Work instruction 1:
Answer these questions about the piece on the neutrality of technology below.
(a) To whom is the piece dedicated?
(b) What question did the article that appeared in the writer's inbox ask?
(c) According to the more nuanced arguments, what is embedded in technology?
Work instruction 2: Transcribe part of the piece on the neutrality of technology below without changes. Begin at the words "This is dedicated" and stop after the words "Making Things Easier?".

Selected extract:
# # #
Neutral technology is exactly the problem

This is dedicated to my former students. In case I didn’t quite make clear my message about technology being good, bad, or neutral, let me sum up…

Google Images: Technology
Philosophers, sociologists, anthropologists, and even some savvy technologists (engineers included), have long debated the neutrality of technology: Is it inherently good or is it inherently evil?  Even as I am writing this, an article just appeared in my inbox asking “Is The Digital World Hurting Us Or Making Things Easier?

As you might imagine, the arguments range from the miracles of modern medicine to the incomprehensible scale and dehumanization of modern warfare. More nuanced arguments recognize that the designer’s morals and ethics are embedded in the technology, because humans are social and cultural creatures; we create according to our experiences. I know, right? Sooooo, obvious, why need to even discuss it?!?!?!?!
# # #
Raw data:
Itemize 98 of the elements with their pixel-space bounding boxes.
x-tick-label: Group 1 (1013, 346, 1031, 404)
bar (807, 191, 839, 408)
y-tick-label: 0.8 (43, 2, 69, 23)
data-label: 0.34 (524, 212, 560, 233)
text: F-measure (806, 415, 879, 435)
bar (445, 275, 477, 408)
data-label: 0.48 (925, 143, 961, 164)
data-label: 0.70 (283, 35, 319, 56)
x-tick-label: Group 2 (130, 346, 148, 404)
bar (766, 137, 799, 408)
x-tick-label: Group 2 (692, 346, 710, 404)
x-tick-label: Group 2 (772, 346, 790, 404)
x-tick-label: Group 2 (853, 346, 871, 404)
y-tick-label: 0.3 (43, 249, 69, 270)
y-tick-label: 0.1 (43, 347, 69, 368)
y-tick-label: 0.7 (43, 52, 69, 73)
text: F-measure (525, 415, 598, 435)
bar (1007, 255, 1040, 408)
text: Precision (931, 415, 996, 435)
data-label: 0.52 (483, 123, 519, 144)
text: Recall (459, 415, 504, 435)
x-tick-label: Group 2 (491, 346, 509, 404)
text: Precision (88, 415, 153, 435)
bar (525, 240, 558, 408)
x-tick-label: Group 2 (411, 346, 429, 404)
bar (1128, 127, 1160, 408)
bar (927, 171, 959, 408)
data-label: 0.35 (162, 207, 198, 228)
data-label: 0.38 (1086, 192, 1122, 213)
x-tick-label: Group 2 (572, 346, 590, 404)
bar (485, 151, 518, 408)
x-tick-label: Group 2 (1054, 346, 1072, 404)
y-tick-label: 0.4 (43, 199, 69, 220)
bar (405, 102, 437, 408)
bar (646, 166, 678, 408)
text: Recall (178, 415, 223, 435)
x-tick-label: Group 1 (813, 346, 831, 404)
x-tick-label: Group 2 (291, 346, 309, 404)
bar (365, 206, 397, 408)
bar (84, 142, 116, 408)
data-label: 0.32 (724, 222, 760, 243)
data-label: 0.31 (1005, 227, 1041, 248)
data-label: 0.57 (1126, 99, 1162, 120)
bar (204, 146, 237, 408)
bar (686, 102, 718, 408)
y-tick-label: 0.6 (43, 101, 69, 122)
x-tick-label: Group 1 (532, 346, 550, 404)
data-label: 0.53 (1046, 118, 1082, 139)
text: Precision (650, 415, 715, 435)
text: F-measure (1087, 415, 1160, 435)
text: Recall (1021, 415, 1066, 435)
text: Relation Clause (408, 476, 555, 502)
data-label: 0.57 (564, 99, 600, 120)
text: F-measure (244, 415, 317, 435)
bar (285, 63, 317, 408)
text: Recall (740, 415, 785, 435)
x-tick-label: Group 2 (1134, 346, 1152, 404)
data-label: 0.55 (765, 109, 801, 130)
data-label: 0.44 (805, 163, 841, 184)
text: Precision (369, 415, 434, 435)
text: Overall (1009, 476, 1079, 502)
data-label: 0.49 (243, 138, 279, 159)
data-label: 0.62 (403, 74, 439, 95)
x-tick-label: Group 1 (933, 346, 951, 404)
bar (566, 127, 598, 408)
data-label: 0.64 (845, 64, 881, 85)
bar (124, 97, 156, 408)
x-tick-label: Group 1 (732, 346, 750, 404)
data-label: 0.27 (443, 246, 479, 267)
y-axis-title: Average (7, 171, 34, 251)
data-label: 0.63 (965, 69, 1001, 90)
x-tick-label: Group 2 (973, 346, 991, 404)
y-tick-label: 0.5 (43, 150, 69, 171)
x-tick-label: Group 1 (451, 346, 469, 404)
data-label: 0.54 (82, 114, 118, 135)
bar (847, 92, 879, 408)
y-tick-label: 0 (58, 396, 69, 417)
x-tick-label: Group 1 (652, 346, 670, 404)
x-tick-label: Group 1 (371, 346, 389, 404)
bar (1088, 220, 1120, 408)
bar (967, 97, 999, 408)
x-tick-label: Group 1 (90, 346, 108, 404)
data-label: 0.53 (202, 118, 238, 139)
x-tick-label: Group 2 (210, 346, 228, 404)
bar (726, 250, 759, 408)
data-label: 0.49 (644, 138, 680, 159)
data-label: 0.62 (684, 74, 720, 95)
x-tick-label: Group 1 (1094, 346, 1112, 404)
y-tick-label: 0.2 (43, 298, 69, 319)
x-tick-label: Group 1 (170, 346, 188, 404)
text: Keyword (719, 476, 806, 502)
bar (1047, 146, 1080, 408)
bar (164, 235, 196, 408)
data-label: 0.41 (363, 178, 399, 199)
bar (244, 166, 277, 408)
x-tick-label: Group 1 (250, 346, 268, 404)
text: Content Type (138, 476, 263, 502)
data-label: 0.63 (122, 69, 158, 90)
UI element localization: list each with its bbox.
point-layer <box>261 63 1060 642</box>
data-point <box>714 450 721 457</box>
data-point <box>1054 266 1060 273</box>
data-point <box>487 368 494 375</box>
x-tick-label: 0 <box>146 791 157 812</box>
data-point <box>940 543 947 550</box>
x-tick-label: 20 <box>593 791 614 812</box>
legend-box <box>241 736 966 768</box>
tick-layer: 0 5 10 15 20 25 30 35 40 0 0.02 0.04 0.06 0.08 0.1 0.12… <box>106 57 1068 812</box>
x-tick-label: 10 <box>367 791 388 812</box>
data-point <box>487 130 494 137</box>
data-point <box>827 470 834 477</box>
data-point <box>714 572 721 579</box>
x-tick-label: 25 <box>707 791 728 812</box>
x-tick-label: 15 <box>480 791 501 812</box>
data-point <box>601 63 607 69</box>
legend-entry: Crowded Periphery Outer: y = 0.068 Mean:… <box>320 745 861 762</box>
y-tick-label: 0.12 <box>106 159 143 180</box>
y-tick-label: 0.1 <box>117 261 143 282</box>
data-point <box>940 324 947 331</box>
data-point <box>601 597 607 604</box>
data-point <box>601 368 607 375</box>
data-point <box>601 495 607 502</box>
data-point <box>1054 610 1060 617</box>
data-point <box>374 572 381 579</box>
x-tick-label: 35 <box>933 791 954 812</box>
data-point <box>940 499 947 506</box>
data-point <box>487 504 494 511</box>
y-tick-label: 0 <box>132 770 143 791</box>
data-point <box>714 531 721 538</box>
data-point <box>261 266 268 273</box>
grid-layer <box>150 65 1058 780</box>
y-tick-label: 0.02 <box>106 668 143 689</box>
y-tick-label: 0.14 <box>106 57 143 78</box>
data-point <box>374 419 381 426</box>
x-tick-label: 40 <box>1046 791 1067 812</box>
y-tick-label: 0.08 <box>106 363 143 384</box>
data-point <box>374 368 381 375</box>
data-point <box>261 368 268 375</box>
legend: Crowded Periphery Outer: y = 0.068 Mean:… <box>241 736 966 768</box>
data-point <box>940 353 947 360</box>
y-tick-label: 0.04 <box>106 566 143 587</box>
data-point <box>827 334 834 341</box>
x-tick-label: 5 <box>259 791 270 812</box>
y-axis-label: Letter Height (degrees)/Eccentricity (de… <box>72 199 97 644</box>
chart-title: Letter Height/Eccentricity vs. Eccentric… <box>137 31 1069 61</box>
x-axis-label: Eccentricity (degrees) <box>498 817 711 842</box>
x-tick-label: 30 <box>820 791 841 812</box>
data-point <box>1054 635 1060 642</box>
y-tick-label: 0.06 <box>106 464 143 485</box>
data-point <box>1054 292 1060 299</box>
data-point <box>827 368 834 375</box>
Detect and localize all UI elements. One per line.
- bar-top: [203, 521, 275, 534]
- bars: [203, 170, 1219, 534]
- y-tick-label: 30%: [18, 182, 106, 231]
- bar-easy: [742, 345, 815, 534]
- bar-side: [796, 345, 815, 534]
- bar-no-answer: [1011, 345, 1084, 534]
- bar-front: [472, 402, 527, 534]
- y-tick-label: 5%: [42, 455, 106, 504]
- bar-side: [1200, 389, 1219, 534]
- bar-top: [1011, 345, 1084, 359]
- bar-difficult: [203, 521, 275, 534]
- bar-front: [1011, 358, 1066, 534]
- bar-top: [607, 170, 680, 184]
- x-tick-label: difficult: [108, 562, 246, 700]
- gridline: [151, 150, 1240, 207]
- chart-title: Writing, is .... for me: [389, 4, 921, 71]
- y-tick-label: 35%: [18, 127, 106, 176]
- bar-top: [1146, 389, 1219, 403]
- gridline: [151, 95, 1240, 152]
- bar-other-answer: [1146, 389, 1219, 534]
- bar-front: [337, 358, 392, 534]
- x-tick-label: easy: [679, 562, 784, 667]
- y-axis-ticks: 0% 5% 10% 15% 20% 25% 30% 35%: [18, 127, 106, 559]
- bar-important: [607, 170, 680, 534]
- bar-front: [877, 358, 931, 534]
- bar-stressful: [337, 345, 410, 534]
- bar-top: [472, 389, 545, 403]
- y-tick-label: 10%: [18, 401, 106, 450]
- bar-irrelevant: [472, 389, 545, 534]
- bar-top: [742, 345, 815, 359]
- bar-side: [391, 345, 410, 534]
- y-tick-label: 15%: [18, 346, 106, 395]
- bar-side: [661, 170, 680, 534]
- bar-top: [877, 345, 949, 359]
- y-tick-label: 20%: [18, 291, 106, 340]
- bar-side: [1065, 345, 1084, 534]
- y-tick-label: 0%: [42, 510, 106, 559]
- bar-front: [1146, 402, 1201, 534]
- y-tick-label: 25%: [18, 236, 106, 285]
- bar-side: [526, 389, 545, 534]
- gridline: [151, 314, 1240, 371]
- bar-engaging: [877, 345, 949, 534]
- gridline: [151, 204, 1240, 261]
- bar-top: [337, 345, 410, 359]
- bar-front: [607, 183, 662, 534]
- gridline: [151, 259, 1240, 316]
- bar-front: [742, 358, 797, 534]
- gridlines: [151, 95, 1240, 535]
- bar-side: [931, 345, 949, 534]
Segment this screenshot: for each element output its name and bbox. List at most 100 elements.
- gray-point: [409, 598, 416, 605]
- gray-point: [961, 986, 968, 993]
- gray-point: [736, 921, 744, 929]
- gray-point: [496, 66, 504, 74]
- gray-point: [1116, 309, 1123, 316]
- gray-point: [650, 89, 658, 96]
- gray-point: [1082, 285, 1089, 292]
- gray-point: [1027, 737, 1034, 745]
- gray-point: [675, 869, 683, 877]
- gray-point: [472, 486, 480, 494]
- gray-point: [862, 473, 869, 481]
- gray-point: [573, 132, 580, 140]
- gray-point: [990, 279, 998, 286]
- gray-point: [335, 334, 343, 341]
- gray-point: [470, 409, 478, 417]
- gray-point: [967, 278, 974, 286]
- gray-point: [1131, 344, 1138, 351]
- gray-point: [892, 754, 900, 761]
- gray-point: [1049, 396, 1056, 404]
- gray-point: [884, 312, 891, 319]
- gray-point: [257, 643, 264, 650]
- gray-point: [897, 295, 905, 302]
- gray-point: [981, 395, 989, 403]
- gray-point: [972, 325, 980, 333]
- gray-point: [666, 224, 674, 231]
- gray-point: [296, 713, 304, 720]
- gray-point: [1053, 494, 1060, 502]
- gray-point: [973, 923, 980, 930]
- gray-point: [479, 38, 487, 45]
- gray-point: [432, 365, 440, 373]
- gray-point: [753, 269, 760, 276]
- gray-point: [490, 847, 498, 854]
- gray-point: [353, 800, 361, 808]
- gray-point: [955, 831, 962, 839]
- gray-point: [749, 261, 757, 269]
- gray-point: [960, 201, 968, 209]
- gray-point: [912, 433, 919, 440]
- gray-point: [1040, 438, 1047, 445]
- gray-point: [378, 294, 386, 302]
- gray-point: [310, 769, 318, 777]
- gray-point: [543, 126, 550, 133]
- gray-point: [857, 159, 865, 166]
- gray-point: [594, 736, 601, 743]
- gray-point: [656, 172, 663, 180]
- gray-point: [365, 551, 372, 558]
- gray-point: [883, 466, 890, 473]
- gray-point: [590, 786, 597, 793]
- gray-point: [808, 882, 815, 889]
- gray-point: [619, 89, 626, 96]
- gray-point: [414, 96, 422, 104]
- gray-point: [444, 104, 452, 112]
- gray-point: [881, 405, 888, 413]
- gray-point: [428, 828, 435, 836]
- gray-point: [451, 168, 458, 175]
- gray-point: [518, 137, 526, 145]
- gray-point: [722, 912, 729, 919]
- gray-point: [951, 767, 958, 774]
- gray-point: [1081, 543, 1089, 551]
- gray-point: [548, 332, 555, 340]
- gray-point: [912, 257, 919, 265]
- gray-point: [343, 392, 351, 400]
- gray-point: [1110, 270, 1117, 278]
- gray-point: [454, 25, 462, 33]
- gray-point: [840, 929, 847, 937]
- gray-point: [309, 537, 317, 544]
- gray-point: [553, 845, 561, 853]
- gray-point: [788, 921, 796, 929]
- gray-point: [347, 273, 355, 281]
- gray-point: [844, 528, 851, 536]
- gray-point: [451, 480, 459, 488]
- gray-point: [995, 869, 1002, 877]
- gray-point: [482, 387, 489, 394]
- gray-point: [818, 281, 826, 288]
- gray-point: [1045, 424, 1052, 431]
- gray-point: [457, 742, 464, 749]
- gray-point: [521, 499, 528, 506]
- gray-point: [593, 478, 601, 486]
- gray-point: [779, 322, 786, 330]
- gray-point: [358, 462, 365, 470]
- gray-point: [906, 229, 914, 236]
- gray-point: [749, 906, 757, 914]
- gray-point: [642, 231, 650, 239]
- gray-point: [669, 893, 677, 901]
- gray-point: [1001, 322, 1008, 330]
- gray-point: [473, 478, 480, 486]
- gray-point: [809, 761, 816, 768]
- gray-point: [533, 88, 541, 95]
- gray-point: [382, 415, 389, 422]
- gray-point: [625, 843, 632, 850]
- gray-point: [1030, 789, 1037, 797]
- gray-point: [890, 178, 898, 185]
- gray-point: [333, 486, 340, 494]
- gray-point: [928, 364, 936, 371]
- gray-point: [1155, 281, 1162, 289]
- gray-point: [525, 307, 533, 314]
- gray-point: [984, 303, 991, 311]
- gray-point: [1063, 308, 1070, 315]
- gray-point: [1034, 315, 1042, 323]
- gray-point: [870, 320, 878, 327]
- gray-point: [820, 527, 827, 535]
# # #
Solution 1:
(a) The writer's former students.
(b) "Is The Digital World Hurting Us Or Making Things Easier?"
(c) The designer's morals and ethics.

Solution 2:
This is dedicated to my former students. In case I didn’t quite make clear my message about technology being good, bad, or neutral, let me sum up…

Google Images: Technology
Philosophers, sociologists, anthropologists, and even some savvy technologists (engineers included), have long debated the neutrality of technology: Is it inherently good or is it inherently evil?  Even as I am writing this, an article just appeared in my inbox asking “Is The Digital World Hurting Us Or Making Things Easier?